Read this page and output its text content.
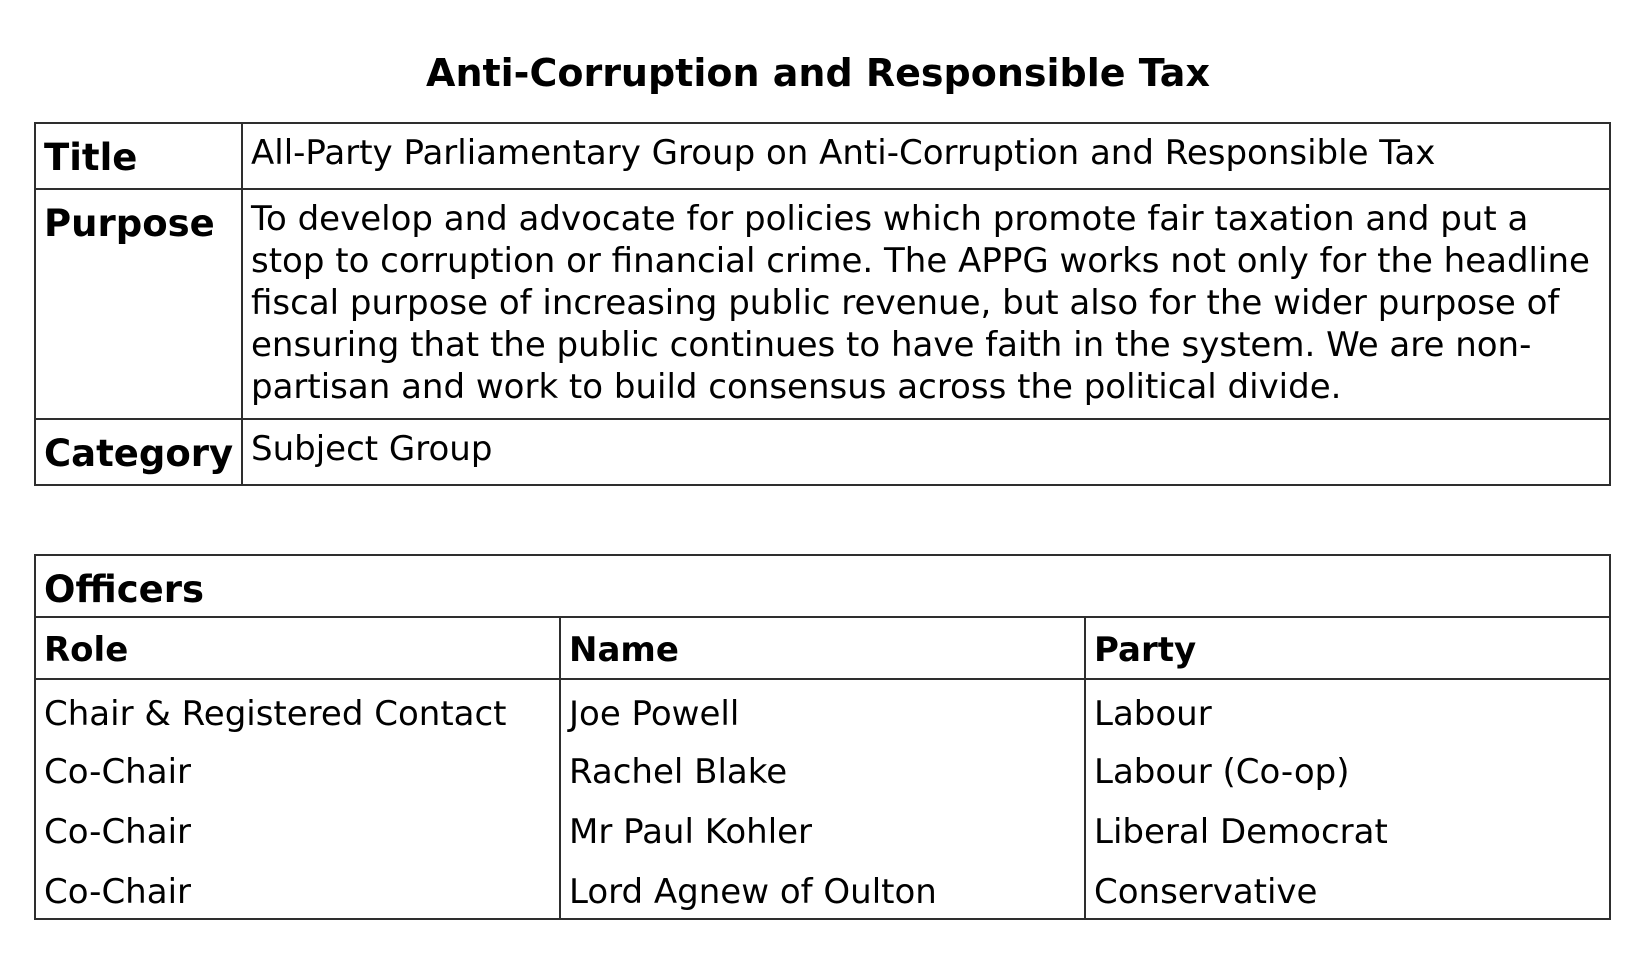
Anti-Corruption and Responsible Tax
Title	All-Party Parliamentary Group on Anti-Corruption and Responsible Tax
Purpose	To develop and advocate for policies which promote fair taxation and put a stop to corruption or financial crime. The APPG works not only for the headline fiscal purpose of increasing public revenue, but also for the wider purpose of ensuring that the public continues to have faith in the system. We are non-partisan and work to build consensus across the political divide.
Category	Subject Group
Officers		
Role	Name	Party
Chair & Registered Contact	Joe Powell	Labour
Co-Chair	Rachel Blake	Labour (Co-op)
Co-Chair	Mr Paul Kohler	Liberal Democrat
Co-Chair	Lord Agnew of Oulton	Conservative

================================

▸ Objective
Locate and copy each line in the data above that includes the word "Labour".

▸ Result below
Chair & Registered Contact	Joe Powell	Labour
Co-Chair	Rachel Blake	Labour (Co-op)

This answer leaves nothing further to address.